GIVEN TASK => Your task is to repeat all of the data exactly while excluding the pictures.

Extracted data entries:
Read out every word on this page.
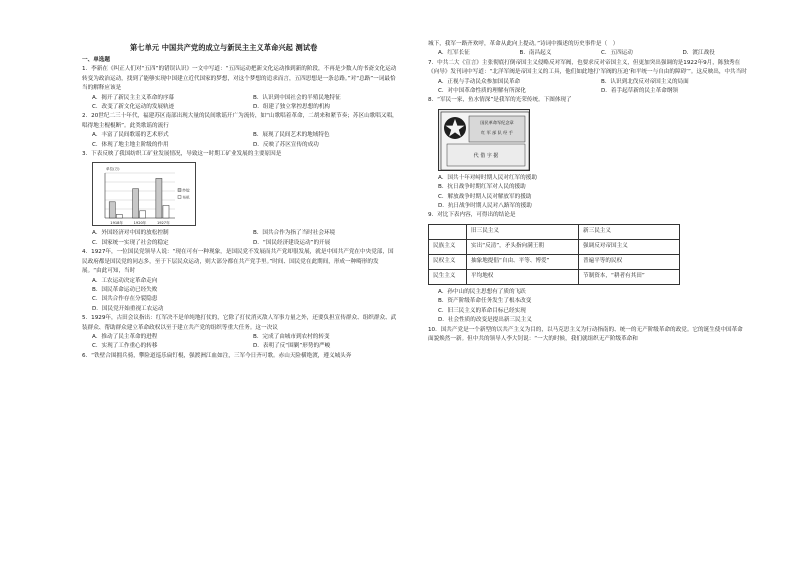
第七单元 中国共产党的成立与新民主主义革命兴起 测试卷
一、单选题
1．李新在《纠正人们对“五四”的错误认识》一文中写道：“五四运动把新文化运动推到新的阶段，不再是少数人的书斋文化运动转变为政治运动，找到了能够实现中国建立近代国家的梦想，对这个梦想的追求而言，五四思想是一条总路。”对“总路”一词最恰当的解释应该是
A．揭开了新民主主义革命的序幕	B．认识到中国社会的半殖民地特征
C．改变了新文化运动的发展轨迹	D．组建了独立掌控思想的机构
2．20世纪二三十年代，福建苏区南部出现大量的民间歌谣开广为流传，如“山歌唱着革命，二胡来和紧节奏；苏区山歌唱又唱，唱得地主棍棍断”。此类歌谣的流行
A．丰富了民间歌谣的艺术形式	B．展现了民间艺术的地域特色
C．体现了地主地主阶级的作用	D．反映了苏区宣传的成功
3．下表反映了我国纺织工矿业发展情况，导致这一时期工矿业发展的主要原因是
单位(万)
1918年	1920年	1927年
纱锭
布机
A．外国经济对中国的放松控制	B．国共合作为指了当时社会环境
C．国家统一实现了社会的稳定	D．“国民经济建设运动”的开展
4．1927年，一位国民党领导人说：“现在可有一种现象，是国民党不发展而共产党却很发展，就是中国共产党在中央党部，国民政府都是国民党的同志多，至于下层民众运动，则大部分都在共产党手里。”时间、国民党在此期间，形成一种畸形的发展。“由此可知，当时
A．工农运动决定革命走向
B．国民革命运动已经失败
C．国共合作存在分裂隐患
D．国民党开始重视工农运动
5．1929年，古田会议指出：红军决不是单纯地打仗的，它除了打仗消灭敌人军事力量之外，还要负担宣传群众、组织群众、武装群众、帮助群众建立革命政权以至于建立共产党的组织等重大任务。这一决议
A．推动了民主革命的进程	B．完成了由城市到农村的转变
C．实现了工作重心的转移	D．表明了反“围剿”形势的严峻
6．“铁壁合围拥兵骑，攀险道巡乐扁钉棍，强渡洲江血如注，三军今日齐可歌。赤山天险横绝渡，遵义城头奔
城下，我军一路齐欢呼，革命从此向上提动。”诗词中描述的历史事件是（　）
A．红军长征	B．南昌起义	C．五四运动	D．渡江战役
7．中共二大《宣言》主张彻底打倒帝国主义侵略反对军阀，也要求反对帝国主义，但更加突出强调的是1922年9月，陈独秀在《向导》发刊词中写道：“北洋军阀是帝国主义的工具，他们如此地打‘军阀的压迫’和平统一与自由的障碍’”。这反映出，中共当时
A．正视与手动民众参加国民革命	B．认识到北伐反对帝国主义的局面
C．对中国革命性质的理解有所深化	D．着手起草新的民主革命纲领
8．“军民一家，鱼水情深”是我军的光荣传统。下图体现了
国民革命军纪念章
红 军 部 队 经 手
代 借 字 据
A．国共十年对峙时期人民对红军的援助
B．抗日战争时期红军对人民的援助
C．解放战争时期人民对解放军的援助
D．抗日战争时期人民对八路军的援助
9．对比下表内容，可得出的结论是
	旧三民主义	新三民主义
民族主义	实出“反清”，矛头指向满王朝	强调反对帝国主义
民权主义	抽象地提倡“自由、平等、博爱”	普遍平等的民权
民生主义	平均地权	节制资本，“耕者有其田”
A．孙中山的民主思想有了质的飞跃
B．资产阶级革命任务发生了根本改变
C．旧三民主义的革命目标已经实现
D．社会性质的改变是提出新三民主义
10．国共产党是一个新型的以共产主义为目的，以马克思主义为行动指南的、统一的无产阶级革命的政党。它的诞生使中国革命面貌焕然一新。但中共的领导人李大钊说：“一大的时候，我们就组织无产阶级革命和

WRITTEN RESPONSE =>
Read out every word on this page.
第七单元 中国共产党的成立与新民主主义革命兴起 测试卷
一、单选题
1．李新在《纠正人们对“五四”的错误认识》一文中写道：“五四运动把新文化运动推到新的阶段，不再是少数人的书斋文化运动转变为政治运动，找到了能够实现中国建立近代国家的梦想，对这个梦想的追求而言，五四思想是一条总路。”对“总路”一词最恰当的解释应该是
A．揭开了新民主主义革命的序幕	B．认识到中国社会的半殖民地特征
C．改变了新文化运动的发展轨迹	D．组建了独立掌控思想的机构
2．20世纪二三十年代，福建苏区南部出现大量的民间歌谣开广为流传，如“山歌唱着革命，二胡来和紧节奏；苏区山歌唱又唱，唱得地主棍棍断”。此类歌谣的流行
A．丰富了民间歌谣的艺术形式	B．展现了民间艺术的地域特色
C．体现了地主地主阶级的作用	D．反映了苏区宣传的成功
3．下表反映了我国纺织工矿业发展情况，导致这一时期工矿业发展的主要原因是
单位(万)
1918年	1920年	1927年
纱锭
布机
A．外国经济对中国的放松控制	B．国共合作为指了当时社会环境
C．国家统一实现了社会的稳定	D．“国民经济建设运动”的开展
4．1927年，一位国民党领导人说：“现在可有一种现象，是国民党不发展而共产党却很发展，就是中国共产党在中央党部，国民政府都是国民党的同志多，至于下层民众运动，则大部分都在共产党手里。”时间、国民党在此期间，形成一种畸形的发展。“由此可知，当时
A．工农运动决定革命走向
B．国民革命运动已经失败
C．国共合作存在分裂隐患
D．国民党开始重视工农运动
5．1929年，古田会议指出：红军决不是单纯地打仗的，它除了打仗消灭敌人军事力量之外，还要负担宣传群众、组织群众、武装群众、帮助群众建立革命政权以至于建立共产党的组织等重大任务。这一决议
A．推动了民主革命的进程	B．完成了由城市到农村的转变
C．实现了工作重心的转移	D．表明了反“围剿”形势的严峻
6．“铁壁合围拥兵骑，攀险道巡乐扁钉棍，强渡洲江血如注，三军今日齐可歌。赤山天险横绝渡，遵义城头奔
城下，我军一路齐欢呼，革命从此向上提动。”诗词中描述的历史事件是（　）
A．红军长征	B．南昌起义	C．五四运动	D．渡江战役
7．中共二大《宣言》主张彻底打倒帝国主义侵略反对军阀，也要求反对帝国主义，但更加突出强调的是1922年9月，陈独秀在《向导》发刊词中写道：“北洋军阀是帝国主义的工具，他们如此地打‘军阀的压迫’和平统一与自由的障碍’”。这反映出，中共当时
A．正视与手动民众参加国民革命	B．认识到北伐反对帝国主义的局面
C．对中国革命性质的理解有所深化	D．着手起草新的民主革命纲领
8．“军民一家，鱼水情深”是我军的光荣传统。下图体现了
国民革命军纪念章
红 军 部 队 经 手
代 借 字 据
A．国共十年对峙时期人民对红军的援助
B．抗日战争时期红军对人民的援助
C．解放战争时期人民对解放军的援助
D．抗日战争时期人民对八路军的援助
9．对比下表内容，可得出的结论是
	旧三民主义	新三民主义
民族主义	实出“反清”，矛头指向满王朝	强调反对帝国主义
民权主义	抽象地提倡“自由、平等、博爱”	普遍平等的民权
民生主义	平均地权	节制资本，“耕者有其田”
A．孙中山的民主思想有了质的飞跃
B．资产阶级革命任务发生了根本改变
C．旧三民主义的革命目标已经实现
D．社会性质的改变是提出新三民主义
10．国共产党是一个新型的以共产主义为目的，以马克思主义为行动指南的、统一的无产阶级革命的政党。它的诞生使中国革命面貌焕然一新。但中共的领导人李大钊说：“一大的时候，我们就组织无产阶级革命和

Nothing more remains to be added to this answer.